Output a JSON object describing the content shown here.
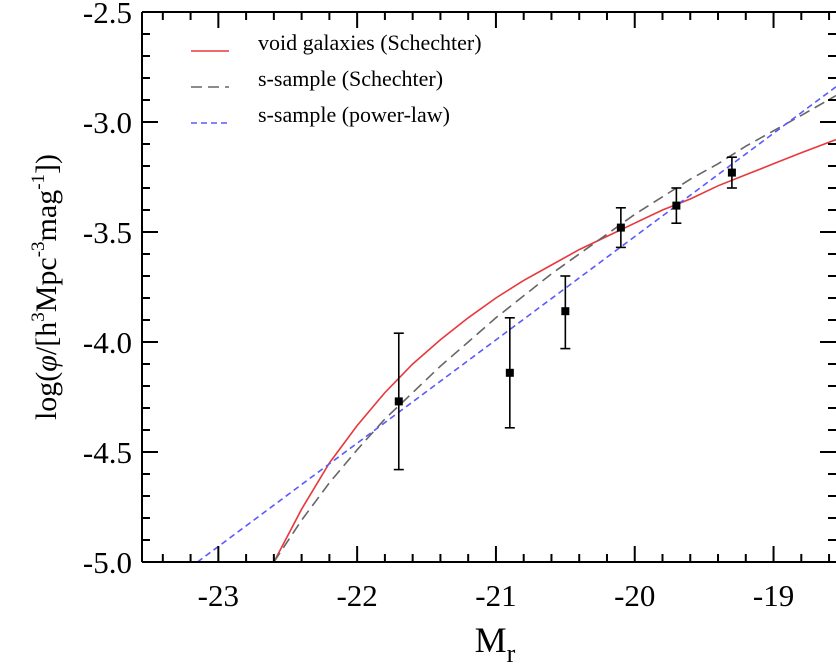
{
  "chart_data": {
    "type": "line",
    "xlabel": "M",
    "xlabel_sub": "r",
    "ylabel_parts": {
      "pre": "log(",
      "phi": "φ",
      "mid1": "/[h",
      "sup1": "3",
      "mid2": "Mpc",
      "sup2": "-3",
      "mid3": "mag",
      "sup3": "-1",
      "post": "])"
    },
    "xlim": [
      -23.55,
      -18.55
    ],
    "ylim": [
      -5.0,
      -2.5
    ],
    "x_ticks": [
      -23,
      -22,
      -21,
      -20,
      -19
    ],
    "x_tick_labels": [
      "-23",
      "-22",
      "-21",
      "-20",
      "-19"
    ],
    "y_ticks": [
      -2.5,
      -3.0,
      -3.5,
      -4.0,
      -4.5,
      -5.0
    ],
    "y_tick_labels": [
      "-2.5",
      "-3.0",
      "-3.5",
      "-4.0",
      "-4.5",
      "-5.0"
    ],
    "legend_position": "top-left",
    "series": [
      {
        "name": "void galaxies (Schechter)",
        "color": "#e8383c",
        "dash": "solid",
        "x": [
          -22.6,
          -22.4,
          -22.2,
          -22.0,
          -21.8,
          -21.6,
          -21.4,
          -21.2,
          -21.0,
          -20.8,
          -20.6,
          -20.4,
          -20.2,
          -20.0,
          -19.8,
          -19.6,
          -19.4,
          -19.2,
          -19.0,
          -18.8,
          -18.55
        ],
        "y": [
          -5.0,
          -4.76,
          -4.55,
          -4.38,
          -4.23,
          -4.1,
          -3.99,
          -3.89,
          -3.8,
          -3.72,
          -3.65,
          -3.58,
          -3.52,
          -3.46,
          -3.4,
          -3.35,
          -3.29,
          -3.24,
          -3.19,
          -3.14,
          -3.08
        ]
      },
      {
        "name": "s-sample (Schechter)",
        "color": "#666666",
        "dash": "dashed",
        "x": [
          -22.6,
          -22.4,
          -22.2,
          -22.0,
          -21.8,
          -21.6,
          -21.4,
          -21.2,
          -21.0,
          -20.8,
          -20.6,
          -20.4,
          -20.2,
          -20.0,
          -19.8,
          -19.6,
          -19.4,
          -19.2,
          -19.0,
          -18.8,
          -18.55
        ],
        "y": [
          -5.0,
          -4.81,
          -4.64,
          -4.49,
          -4.35,
          -4.23,
          -4.11,
          -4.0,
          -3.89,
          -3.79,
          -3.69,
          -3.6,
          -3.51,
          -3.42,
          -3.34,
          -3.26,
          -3.19,
          -3.11,
          -3.04,
          -2.97,
          -2.88
        ]
      },
      {
        "name": "s-sample (power-law)",
        "color": "#5a5aff",
        "dash": "dashed",
        "x": [
          -23.15,
          -18.55
        ],
        "y": [
          -5.0,
          -2.84
        ]
      }
    ],
    "data_points": {
      "x": [
        -21.7,
        -20.9,
        -20.5,
        -20.1,
        -19.7,
        -19.3
      ],
      "y": [
        -4.27,
        -4.14,
        -3.86,
        -3.48,
        -3.38,
        -3.23
      ],
      "yerr_low": [
        0.31,
        0.25,
        0.17,
        0.09,
        0.08,
        0.07
      ],
      "yerr_high": [
        0.31,
        0.25,
        0.16,
        0.09,
        0.08,
        0.07
      ]
    }
  }
}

########################################

## WRITTEN PROBLEM
Quote the material in full and exactly; do not carry over its pictures.

## RESULT OF THE EXERCISE
Output a JSON object describing the content shown here.
{
  "chart_data": {
    "type": "line",
    "xlabel": "M",
    "xlabel_sub": "r",
    "ylabel_parts": {
      "pre": "log(",
      "phi": "φ",
      "mid1": "/[h",
      "sup1": "3",
      "mid2": "Mpc",
      "sup2": "-3",
      "mid3": "mag",
      "sup3": "-1",
      "post": "])"
    },
    "xlim": [
      -23.55,
      -18.55
    ],
    "ylim": [
      -5.0,
      -2.5
    ],
    "x_ticks": [
      -23,
      -22,
      -21,
      -20,
      -19
    ],
    "x_tick_labels": [
      "-23",
      "-22",
      "-21",
      "-20",
      "-19"
    ],
    "y_ticks": [
      -2.5,
      -3.0,
      -3.5,
      -4.0,
      -4.5,
      -5.0
    ],
    "y_tick_labels": [
      "-2.5",
      "-3.0",
      "-3.5",
      "-4.0",
      "-4.5",
      "-5.0"
    ],
    "legend_position": "top-left",
    "series": [
      {
        "name": "void galaxies (Schechter)",
        "color": "#e8383c",
        "dash": "solid",
        "x": [
          -22.6,
          -22.4,
          -22.2,
          -22.0,
          -21.8,
          -21.6,
          -21.4,
          -21.2,
          -21.0,
          -20.8,
          -20.6,
          -20.4,
          -20.2,
          -20.0,
          -19.8,
          -19.6,
          -19.4,
          -19.2,
          -19.0,
          -18.8,
          -18.55
        ],
        "y": [
          -5.0,
          -4.76,
          -4.55,
          -4.38,
          -4.23,
          -4.1,
          -3.99,
          -3.89,
          -3.8,
          -3.72,
          -3.65,
          -3.58,
          -3.52,
          -3.46,
          -3.4,
          -3.35,
          -3.29,
          -3.24,
          -3.19,
          -3.14,
          -3.08
        ]
      },
      {
        "name": "s-sample (Schechter)",
        "color": "#666666",
        "dash": "dashed",
        "x": [
          -22.6,
          -22.4,
          -22.2,
          -22.0,
          -21.8,
          -21.6,
          -21.4,
          -21.2,
          -21.0,
          -20.8,
          -20.6,
          -20.4,
          -20.2,
          -20.0,
          -19.8,
          -19.6,
          -19.4,
          -19.2,
          -19.0,
          -18.8,
          -18.55
        ],
        "y": [
          -5.0,
          -4.81,
          -4.64,
          -4.49,
          -4.35,
          -4.23,
          -4.11,
          -4.0,
          -3.89,
          -3.79,
          -3.69,
          -3.6,
          -3.51,
          -3.42,
          -3.34,
          -3.26,
          -3.19,
          -3.11,
          -3.04,
          -2.97,
          -2.88
        ]
      },
      {
        "name": "s-sample (power-law)",
        "color": "#5a5aff",
        "dash": "dashed",
        "x": [
          -23.15,
          -18.55
        ],
        "y": [
          -5.0,
          -2.84
        ]
      }
    ],
    "data_points": {
      "x": [
        -21.7,
        -20.9,
        -20.5,
        -20.1,
        -19.7,
        -19.3
      ],
      "y": [
        -4.27,
        -4.14,
        -3.86,
        -3.48,
        -3.38,
        -3.23
      ],
      "yerr_low": [
        0.31,
        0.25,
        0.17,
        0.09,
        0.08,
        0.07
      ],
      "yerr_high": [
        0.31,
        0.25,
        0.16,
        0.09,
        0.08,
        0.07
      ]
    }
  }
}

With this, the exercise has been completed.